● To-do list
1. Say whether each statement below agrees with the post on EROEI, answering yes or no and quoting the deciding words: (a) Early coal had an EROEI of about 20. (b) Ratios below about 10 to 15 are workable. (c) In the early days of oil, its EPR was over 150.
2. According to the post on EROEI, what is oil's EPR now?
3. From the post on EROEI, copy the passage between "In the early days of oil, oil's" and "an energy source.", inclusive.
** START OF Extract provided **
It's surprising to see 6 pages in a thread about wind turbines, and so far not one mention of the terms EROEI or EPR. Energy Return On Energy Invested, aka Energy Profit Ratio.
This is the fundamental measure of worth for all energy sources, and much more important than cost of installation, or subsidies in dollars.
A simple measure: how much energy does a society as a whole have to invest in making that energy source available for final use, compared to how much of that energy actually becomes available for final use? This has nothing to do with dollars or economics, it's a question of basic thermodynamics - does the energy source return a worthwhile energy profit? It the ratio is below zero, obviously it's unworkable. Slightly more surprising is that ratios below about 10 to 15 are also unworkable, as they require too large a proportion of total social structure be dedicated to maintenance of the energy extraction infrastructure.
Iirc, in the early days of the industrial revolution (coal powered) coal had an EROEI of around 20. Only just good enough. (It's listed at 80 in refs I see on the net now - presumably modern mining methods.)
In the early days of oil, oil's EPR was over 150. Easily extracted, high grade crude, near to refineries and final use locations. Now oil's EPR is below 50 and falling fast, due to exhaustion of all easy resources, leaving mostly only difficult fields. Deep water, shale oil, tar sands, very deep wells, high sulfur content, long distance transport, etc. We'll never 'run out' of oil, it's just that oil's EPR will keep falling till eventually it's not thermodynamically feasible as an energy source.
** END OF Extract provided **
** START OF Information provided **
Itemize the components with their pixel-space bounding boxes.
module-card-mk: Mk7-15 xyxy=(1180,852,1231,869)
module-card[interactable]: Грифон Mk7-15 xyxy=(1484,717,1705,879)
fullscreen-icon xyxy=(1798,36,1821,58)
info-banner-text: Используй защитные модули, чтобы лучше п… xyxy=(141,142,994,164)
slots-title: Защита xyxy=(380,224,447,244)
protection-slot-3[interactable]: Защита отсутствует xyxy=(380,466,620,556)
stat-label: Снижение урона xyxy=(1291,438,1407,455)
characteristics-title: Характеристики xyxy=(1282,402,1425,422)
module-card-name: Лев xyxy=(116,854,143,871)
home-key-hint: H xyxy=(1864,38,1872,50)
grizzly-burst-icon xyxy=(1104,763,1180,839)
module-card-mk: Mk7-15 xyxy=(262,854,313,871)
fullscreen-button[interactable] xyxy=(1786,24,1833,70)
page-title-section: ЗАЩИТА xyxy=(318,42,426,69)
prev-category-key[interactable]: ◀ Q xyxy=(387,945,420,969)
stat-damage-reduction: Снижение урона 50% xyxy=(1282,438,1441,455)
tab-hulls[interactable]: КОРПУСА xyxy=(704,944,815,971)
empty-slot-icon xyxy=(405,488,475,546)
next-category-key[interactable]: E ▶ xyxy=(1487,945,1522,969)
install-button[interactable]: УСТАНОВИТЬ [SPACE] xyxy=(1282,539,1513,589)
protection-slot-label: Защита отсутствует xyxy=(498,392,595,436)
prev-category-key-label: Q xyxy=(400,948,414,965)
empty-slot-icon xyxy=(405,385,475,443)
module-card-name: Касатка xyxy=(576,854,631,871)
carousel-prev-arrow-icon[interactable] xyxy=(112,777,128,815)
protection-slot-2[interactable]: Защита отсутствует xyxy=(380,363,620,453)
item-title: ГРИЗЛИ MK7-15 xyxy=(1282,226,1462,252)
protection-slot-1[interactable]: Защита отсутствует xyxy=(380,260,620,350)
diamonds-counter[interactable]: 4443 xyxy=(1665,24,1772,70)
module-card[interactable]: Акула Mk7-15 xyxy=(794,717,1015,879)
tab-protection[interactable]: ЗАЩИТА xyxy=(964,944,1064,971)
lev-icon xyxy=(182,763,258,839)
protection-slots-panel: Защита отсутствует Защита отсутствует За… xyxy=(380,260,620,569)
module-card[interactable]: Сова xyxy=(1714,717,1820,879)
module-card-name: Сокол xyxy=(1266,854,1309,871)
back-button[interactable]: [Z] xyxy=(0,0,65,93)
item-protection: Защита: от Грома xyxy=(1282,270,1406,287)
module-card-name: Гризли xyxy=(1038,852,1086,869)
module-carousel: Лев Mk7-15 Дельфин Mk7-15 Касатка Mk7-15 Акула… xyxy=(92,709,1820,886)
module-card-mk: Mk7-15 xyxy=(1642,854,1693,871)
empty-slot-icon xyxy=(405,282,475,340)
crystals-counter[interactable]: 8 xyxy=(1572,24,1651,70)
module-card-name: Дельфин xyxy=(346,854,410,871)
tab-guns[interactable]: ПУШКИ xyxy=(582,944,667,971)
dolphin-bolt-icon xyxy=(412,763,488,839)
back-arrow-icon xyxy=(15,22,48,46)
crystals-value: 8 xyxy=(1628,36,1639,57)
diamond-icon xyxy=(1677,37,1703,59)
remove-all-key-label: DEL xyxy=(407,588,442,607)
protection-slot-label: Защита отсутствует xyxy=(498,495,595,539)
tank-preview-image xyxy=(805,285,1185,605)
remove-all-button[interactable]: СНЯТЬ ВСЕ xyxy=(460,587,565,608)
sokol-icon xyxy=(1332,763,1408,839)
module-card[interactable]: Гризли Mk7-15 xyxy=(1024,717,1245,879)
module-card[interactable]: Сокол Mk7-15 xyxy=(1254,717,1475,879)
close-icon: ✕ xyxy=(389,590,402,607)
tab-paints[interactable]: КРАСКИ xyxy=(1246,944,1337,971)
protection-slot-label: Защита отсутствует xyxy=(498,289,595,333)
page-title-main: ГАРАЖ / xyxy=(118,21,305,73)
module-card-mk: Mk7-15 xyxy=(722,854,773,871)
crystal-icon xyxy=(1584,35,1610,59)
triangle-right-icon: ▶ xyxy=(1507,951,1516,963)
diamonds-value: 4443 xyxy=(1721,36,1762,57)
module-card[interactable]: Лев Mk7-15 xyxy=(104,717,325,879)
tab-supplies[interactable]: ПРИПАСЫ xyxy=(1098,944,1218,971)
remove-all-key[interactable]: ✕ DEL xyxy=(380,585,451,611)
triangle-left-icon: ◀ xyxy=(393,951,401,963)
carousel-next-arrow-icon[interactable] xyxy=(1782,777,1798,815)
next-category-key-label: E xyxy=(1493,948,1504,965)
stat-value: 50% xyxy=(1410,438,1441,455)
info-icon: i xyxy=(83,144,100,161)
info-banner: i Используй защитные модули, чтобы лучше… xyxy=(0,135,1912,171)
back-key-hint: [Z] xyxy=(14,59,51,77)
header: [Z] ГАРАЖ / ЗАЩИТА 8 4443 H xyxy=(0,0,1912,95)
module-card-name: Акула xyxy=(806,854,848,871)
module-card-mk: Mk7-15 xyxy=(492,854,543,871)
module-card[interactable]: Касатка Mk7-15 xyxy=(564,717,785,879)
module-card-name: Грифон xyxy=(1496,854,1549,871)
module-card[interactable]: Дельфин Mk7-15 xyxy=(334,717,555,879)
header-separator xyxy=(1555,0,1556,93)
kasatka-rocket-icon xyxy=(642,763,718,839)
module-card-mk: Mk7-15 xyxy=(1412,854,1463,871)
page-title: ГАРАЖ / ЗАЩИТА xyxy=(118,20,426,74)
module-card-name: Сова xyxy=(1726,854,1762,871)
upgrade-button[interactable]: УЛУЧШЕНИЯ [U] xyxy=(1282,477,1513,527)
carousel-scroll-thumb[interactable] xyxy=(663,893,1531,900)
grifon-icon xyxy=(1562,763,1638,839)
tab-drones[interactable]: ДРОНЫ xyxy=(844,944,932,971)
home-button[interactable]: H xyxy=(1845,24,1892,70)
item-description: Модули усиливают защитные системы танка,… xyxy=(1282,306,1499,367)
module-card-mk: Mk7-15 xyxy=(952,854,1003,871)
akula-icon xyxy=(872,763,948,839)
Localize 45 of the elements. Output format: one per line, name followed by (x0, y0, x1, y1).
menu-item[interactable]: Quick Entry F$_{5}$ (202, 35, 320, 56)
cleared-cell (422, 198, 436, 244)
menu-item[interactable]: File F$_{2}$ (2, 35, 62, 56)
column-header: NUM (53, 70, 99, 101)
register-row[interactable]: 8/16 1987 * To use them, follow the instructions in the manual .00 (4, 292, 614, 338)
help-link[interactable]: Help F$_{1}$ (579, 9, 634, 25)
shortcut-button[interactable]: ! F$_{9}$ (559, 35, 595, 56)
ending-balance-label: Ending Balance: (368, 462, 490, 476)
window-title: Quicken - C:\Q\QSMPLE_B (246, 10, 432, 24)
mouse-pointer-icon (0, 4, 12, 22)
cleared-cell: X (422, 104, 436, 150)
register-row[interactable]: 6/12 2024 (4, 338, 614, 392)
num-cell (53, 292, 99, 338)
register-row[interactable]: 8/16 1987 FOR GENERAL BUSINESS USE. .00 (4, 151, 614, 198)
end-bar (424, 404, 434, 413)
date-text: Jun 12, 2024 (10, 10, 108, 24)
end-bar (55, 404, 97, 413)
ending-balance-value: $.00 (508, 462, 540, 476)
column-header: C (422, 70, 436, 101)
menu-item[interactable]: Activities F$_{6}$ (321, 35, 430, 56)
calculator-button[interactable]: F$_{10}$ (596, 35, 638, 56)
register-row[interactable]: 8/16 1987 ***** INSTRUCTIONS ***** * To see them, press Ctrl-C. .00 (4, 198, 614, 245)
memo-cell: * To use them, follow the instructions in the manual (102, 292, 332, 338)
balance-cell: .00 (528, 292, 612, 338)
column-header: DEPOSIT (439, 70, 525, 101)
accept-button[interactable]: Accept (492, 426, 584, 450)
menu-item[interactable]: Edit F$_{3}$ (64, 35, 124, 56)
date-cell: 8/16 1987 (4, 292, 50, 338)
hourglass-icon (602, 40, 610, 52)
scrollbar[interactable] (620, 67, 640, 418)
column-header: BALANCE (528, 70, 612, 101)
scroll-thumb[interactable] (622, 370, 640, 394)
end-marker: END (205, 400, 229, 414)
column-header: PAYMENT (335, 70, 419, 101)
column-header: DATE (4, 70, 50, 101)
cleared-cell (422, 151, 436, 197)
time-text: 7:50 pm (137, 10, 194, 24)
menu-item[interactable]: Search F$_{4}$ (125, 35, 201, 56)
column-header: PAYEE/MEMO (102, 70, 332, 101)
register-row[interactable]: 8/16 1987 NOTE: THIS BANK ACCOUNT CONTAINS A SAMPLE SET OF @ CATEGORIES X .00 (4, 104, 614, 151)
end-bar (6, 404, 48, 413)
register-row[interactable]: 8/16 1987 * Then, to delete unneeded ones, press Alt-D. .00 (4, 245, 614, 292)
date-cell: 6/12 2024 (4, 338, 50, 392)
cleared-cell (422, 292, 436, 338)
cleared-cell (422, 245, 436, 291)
** END OF Information provided **
● Final answers
1.
(a) Yes: "coal had an EROEI of around 20"
(b) No: "ratios below about 10 to 15 are also unworkable"
(c) Yes: "In the early days of oil, oil's EPR was over 150"

2. It is below 50 and falling fast.

3.
In the early days of oil, oil's EPR was over 150. Easily extracted, high grade crude, near to refineries and final use locations. Now oil's EPR is below 50 and falling fast, due to exhaustion of all easy resources, leaving mostly only difficult fields. Deep water, shale oil, tar sands, very deep wells, high sulfur content, long distance transport, etc. We'll never 'run out' of oil, it's just that oil's EPR will keep falling till eventually it's not thermodynamically feasible as an energy source.